Stored data Start Marker

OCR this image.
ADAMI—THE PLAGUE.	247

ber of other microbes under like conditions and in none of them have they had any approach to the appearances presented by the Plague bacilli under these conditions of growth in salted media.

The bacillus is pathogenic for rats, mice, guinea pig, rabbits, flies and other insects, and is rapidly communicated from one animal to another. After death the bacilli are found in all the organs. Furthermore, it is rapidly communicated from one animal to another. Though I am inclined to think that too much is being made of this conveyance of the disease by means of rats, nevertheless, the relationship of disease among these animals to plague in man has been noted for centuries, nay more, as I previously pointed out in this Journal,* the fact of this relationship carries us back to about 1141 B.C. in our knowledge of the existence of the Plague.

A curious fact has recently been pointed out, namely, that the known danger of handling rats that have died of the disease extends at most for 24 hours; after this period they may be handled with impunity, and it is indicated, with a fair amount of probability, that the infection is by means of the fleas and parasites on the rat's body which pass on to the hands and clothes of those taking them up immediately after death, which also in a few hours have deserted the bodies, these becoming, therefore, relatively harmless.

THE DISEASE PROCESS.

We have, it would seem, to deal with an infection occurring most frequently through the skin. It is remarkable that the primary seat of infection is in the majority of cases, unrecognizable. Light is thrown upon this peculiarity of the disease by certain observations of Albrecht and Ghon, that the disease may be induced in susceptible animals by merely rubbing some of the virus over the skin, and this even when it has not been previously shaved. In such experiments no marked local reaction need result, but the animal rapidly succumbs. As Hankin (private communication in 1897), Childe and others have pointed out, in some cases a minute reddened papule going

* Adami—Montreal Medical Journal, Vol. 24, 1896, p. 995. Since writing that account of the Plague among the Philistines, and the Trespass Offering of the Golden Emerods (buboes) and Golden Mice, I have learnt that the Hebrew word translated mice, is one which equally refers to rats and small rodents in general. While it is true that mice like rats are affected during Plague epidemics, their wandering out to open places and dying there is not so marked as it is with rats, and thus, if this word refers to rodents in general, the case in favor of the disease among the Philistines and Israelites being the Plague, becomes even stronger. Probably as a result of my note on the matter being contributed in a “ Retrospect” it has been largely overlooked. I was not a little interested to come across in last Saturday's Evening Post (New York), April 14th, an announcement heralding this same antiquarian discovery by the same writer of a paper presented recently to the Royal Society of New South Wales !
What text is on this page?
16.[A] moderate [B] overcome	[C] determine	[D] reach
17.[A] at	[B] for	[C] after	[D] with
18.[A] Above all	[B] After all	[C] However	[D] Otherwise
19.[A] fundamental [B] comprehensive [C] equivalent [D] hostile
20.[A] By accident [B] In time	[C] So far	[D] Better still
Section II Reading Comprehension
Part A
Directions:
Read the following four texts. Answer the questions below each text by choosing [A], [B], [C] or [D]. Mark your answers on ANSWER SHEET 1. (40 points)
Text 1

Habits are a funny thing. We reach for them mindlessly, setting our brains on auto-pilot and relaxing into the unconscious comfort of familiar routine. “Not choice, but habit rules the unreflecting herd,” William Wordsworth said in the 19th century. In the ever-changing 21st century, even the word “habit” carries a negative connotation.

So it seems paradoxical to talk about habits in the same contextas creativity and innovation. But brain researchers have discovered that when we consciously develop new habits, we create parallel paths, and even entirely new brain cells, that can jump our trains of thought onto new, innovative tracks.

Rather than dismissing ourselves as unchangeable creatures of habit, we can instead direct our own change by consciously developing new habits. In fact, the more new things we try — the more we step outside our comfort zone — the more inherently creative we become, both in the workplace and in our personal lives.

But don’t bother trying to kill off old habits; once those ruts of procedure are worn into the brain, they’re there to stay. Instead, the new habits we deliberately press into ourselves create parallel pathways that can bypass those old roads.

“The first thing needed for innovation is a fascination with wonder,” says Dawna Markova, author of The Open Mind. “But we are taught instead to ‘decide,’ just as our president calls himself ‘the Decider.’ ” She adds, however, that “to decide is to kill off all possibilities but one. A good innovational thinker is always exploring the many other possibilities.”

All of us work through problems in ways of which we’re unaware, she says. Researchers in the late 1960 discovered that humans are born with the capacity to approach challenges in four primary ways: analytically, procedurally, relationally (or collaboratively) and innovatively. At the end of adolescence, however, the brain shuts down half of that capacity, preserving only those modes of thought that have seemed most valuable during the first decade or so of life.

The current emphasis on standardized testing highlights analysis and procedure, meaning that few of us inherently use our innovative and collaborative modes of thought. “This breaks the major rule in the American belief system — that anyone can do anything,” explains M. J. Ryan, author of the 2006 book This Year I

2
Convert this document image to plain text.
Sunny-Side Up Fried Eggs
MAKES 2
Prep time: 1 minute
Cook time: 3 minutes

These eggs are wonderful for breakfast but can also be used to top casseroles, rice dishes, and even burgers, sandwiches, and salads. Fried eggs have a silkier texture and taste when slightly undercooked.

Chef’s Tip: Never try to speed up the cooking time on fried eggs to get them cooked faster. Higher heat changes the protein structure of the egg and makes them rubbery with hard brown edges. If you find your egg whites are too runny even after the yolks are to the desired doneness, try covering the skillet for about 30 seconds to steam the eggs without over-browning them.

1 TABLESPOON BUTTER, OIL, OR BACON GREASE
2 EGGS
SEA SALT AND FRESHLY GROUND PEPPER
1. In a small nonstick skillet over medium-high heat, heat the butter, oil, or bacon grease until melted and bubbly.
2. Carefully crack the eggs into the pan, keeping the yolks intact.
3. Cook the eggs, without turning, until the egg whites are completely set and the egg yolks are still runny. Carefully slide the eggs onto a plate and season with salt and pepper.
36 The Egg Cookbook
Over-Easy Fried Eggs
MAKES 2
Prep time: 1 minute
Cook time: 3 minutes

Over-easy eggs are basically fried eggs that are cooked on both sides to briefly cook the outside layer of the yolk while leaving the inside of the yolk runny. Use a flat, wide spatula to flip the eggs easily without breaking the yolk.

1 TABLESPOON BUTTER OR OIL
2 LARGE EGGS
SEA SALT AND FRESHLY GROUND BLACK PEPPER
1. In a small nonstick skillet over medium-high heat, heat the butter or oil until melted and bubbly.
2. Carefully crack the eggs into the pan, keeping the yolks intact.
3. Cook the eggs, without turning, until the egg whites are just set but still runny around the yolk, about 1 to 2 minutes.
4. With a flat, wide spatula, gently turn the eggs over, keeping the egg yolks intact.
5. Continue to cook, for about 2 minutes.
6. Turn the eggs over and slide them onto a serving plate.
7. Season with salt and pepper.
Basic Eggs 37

Stored data End Marker

Instructions for the task:
The lines that contain the word "melted" are wanted; copy each of them from the records.

Expected output:
1. In a small nonstick skillet over medium-high heat, heat the butter, oil, or bacon grease until melted and bubbly.
1. In a small nonstick skillet over medium-high heat, heat the butter or oil until melted and bubbly.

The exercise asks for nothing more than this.